:: Problem to solve ::
Make an exact copy of all the material below, apart from the pictures.

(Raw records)
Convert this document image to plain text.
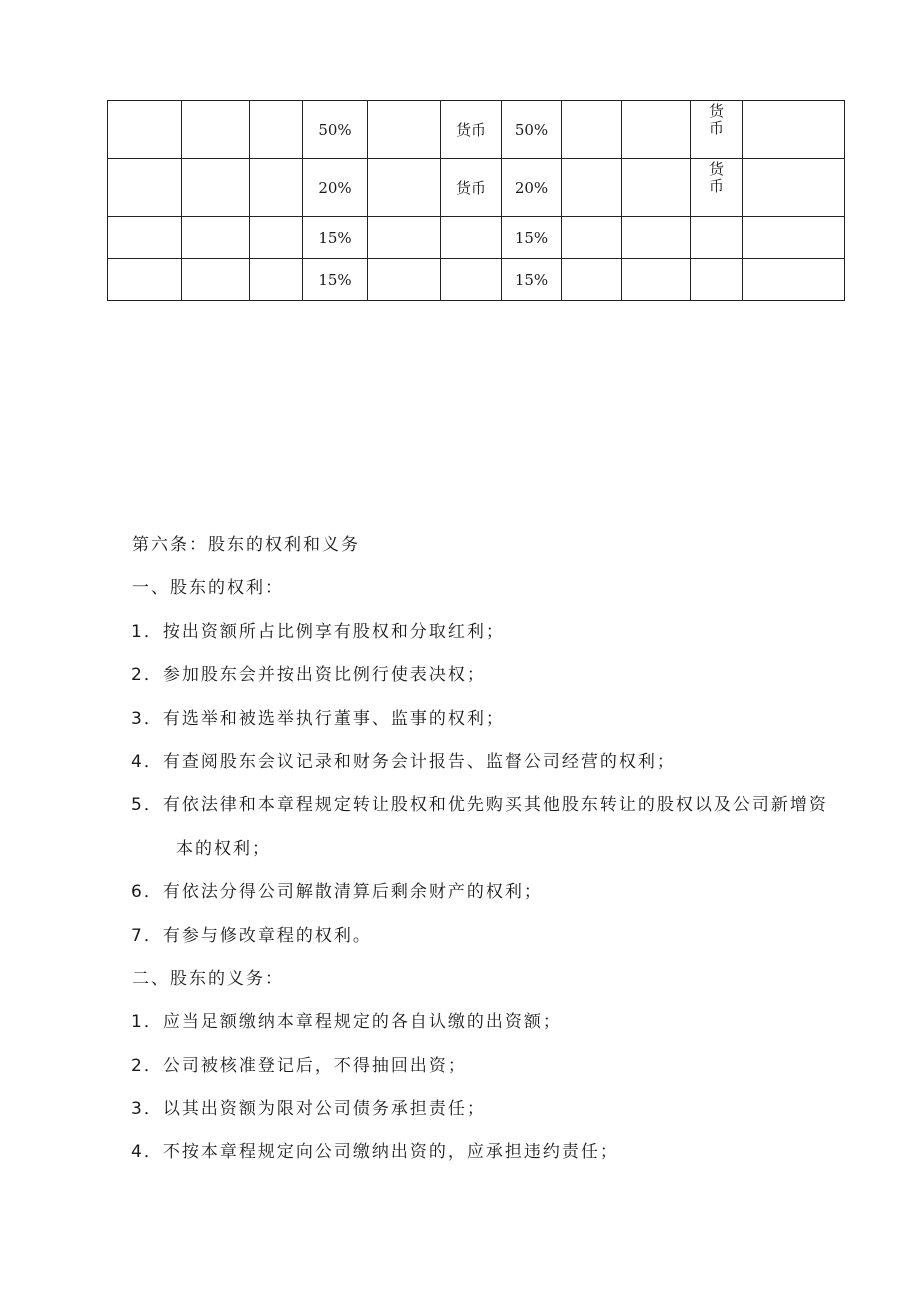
			50%		货币	50%			货
币	

			20%		货币	20%			货
币	

			15%			15%				
			15%			15%				
第六条：股东的权利和义务
一、股东的权利：
1．按出资额所占比例享有股权和分取红利；
2．参加股东会并按出资比例行使表决权；
3．有选举和被选举执行董事、监事的权利；
4．有查阅股东会议记录和财务会计报告、监督公司经营的权利；
5．有依法律和本章程规定转让股权和优先购买其他股东转让的股权以及公司新增资
本的权利；
6．有依法分得公司解散清算后剩余财产的权利；
7．有参与修改章程的权利。
二、股东的义务：
1．应当足额缴纳本章程规定的各自认缴的出资额；
2．公司被核准登记后，不得抽回出资；
3．以其出资额为限对公司债务承担责任；
4．不按本章程规定向公司缴纳出资的，应承担违约责任；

:: Reply to the exercise ::
Convert this document image to plain text.
			50%		货币	50%			货
币	

			20%		货币	20%			货
币	

			15%			15%				
			15%			15%				
第六条：股东的权利和义务
一、股东的权利：
1．按出资额所占比例享有股权和分取红利；
2．参加股东会并按出资比例行使表决权；
3．有选举和被选举执行董事、监事的权利；
4．有查阅股东会议记录和财务会计报告、监督公司经营的权利；
5．有依法律和本章程规定转让股权和优先购买其他股东转让的股权以及公司新增资
本的权利；
6．有依法分得公司解散清算后剩余财产的权利；
7．有参与修改章程的权利。
二、股东的义务：
1．应当足额缴纳本章程规定的各自认缴的出资额；
2．公司被核准登记后，不得抽回出资；
3．以其出资额为限对公司债务承担责任；
4．不按本章程规定向公司缴纳出资的，应承担违约责任；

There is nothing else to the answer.